··· RECORD EXCERPTS
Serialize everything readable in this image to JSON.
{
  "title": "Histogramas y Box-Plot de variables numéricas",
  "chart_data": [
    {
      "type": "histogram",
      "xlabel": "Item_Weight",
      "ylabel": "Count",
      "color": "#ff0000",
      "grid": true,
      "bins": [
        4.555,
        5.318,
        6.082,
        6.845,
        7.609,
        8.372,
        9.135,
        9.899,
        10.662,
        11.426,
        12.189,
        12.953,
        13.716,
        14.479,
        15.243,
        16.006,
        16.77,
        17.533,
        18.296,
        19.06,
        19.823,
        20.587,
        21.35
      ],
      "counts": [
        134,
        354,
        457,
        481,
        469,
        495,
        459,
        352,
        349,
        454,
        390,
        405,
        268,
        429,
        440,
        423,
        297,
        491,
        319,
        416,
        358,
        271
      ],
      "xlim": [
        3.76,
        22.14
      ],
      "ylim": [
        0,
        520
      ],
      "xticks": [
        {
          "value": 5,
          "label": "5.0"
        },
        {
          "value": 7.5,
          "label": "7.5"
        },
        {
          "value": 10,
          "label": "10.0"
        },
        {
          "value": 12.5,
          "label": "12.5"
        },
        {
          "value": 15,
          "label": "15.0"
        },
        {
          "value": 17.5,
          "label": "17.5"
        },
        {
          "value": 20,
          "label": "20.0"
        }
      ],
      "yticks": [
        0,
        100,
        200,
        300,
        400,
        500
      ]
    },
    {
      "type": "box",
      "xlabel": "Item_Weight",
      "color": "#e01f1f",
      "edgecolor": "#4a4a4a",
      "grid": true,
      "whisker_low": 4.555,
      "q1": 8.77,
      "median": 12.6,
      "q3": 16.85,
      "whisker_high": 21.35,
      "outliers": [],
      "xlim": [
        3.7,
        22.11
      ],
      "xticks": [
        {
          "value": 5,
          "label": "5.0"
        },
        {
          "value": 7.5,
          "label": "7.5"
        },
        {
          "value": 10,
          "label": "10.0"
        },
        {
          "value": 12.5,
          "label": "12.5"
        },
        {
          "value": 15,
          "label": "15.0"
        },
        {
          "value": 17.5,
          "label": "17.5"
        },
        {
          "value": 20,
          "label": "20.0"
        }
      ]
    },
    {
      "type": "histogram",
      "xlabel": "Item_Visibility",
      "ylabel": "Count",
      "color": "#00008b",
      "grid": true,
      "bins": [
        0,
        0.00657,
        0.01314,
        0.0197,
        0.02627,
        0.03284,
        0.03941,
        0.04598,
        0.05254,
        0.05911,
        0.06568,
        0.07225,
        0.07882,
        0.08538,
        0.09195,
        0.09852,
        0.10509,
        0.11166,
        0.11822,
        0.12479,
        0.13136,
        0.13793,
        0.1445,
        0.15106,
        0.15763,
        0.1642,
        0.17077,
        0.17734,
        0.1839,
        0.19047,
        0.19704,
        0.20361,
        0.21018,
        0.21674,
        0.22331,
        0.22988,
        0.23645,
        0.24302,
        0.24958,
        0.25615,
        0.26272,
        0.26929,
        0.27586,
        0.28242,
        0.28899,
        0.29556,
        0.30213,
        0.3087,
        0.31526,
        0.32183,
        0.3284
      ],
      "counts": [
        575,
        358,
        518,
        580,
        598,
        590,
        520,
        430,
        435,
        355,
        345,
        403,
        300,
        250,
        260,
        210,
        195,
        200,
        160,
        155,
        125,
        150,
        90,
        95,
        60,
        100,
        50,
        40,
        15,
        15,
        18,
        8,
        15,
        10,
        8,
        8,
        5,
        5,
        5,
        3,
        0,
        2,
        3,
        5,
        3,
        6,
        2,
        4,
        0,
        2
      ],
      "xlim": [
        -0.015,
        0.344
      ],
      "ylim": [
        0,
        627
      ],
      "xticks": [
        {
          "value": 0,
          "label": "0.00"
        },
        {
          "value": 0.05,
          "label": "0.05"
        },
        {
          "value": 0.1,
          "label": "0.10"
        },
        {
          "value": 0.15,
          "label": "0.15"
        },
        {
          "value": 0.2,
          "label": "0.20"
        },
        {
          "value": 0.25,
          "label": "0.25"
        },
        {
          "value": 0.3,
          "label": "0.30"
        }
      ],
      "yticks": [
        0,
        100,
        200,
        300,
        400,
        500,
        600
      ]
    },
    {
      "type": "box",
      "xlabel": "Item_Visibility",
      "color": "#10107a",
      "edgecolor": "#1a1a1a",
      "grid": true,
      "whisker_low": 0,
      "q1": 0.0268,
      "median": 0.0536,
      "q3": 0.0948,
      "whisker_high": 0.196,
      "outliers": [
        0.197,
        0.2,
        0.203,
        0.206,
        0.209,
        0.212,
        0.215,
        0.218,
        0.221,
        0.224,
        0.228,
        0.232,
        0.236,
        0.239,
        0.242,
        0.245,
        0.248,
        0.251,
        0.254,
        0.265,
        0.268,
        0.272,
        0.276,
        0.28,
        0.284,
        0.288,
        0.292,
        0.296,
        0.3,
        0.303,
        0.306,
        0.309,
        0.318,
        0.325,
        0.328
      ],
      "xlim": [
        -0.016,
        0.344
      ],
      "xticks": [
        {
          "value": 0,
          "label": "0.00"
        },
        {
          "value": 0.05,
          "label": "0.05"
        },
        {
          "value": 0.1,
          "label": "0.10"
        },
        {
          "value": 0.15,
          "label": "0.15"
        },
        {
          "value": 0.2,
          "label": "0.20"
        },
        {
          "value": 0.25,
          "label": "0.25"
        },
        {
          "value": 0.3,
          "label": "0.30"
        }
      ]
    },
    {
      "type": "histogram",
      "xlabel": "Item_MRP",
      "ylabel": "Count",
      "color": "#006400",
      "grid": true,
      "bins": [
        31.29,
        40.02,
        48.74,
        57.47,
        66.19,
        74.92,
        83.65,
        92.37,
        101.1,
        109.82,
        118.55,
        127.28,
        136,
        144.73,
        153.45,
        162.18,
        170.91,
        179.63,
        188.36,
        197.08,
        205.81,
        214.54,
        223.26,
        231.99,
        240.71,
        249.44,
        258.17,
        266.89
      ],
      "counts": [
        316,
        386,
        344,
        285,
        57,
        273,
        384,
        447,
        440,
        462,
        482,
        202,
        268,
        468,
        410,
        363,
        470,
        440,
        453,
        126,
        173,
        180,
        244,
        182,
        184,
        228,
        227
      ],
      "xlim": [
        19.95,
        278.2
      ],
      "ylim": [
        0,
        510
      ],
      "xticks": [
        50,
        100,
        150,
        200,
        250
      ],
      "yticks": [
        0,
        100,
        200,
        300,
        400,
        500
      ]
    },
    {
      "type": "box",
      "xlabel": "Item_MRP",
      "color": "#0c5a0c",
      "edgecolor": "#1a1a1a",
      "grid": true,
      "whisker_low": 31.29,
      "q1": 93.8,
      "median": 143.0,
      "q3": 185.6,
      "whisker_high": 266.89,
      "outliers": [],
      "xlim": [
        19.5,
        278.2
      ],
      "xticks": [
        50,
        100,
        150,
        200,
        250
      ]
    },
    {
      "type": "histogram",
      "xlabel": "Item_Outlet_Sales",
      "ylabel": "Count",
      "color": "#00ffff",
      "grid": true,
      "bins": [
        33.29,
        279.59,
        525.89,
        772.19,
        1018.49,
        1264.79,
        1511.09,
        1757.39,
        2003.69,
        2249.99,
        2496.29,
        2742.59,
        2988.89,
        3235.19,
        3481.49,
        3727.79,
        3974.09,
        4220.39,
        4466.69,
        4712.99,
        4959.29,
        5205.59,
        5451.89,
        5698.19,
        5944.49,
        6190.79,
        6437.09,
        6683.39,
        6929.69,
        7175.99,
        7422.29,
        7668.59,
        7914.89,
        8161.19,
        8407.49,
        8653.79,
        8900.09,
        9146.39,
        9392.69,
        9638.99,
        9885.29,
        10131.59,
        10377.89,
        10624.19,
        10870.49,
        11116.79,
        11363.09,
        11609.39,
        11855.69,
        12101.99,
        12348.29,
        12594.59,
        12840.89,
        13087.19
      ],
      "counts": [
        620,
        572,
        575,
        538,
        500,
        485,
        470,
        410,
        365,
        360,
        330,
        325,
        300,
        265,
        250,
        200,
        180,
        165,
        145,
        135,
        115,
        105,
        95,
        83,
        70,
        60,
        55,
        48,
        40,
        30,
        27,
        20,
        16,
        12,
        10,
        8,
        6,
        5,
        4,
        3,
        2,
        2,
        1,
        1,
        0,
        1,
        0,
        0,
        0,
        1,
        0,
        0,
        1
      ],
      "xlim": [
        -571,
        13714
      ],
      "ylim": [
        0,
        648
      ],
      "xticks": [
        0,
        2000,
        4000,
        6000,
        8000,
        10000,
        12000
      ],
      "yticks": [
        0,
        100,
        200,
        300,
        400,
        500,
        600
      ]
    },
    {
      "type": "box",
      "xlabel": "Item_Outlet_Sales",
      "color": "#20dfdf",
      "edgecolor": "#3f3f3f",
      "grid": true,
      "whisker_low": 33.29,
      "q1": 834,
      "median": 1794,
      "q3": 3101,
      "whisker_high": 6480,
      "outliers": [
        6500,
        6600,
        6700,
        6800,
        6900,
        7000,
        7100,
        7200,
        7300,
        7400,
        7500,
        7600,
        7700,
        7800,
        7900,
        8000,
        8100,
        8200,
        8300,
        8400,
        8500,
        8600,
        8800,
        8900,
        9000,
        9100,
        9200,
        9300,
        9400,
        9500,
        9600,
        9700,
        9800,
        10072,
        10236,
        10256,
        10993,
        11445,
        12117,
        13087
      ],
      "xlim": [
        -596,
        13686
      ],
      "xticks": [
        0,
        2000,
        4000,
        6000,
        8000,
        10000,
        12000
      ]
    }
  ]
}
······
Locate the lines above that contain "median" and copy them.

§ FINAL RESULT
      "median": 12.6,
      "median": 0.0536,
      "median": 143.0,
      "median": 1794,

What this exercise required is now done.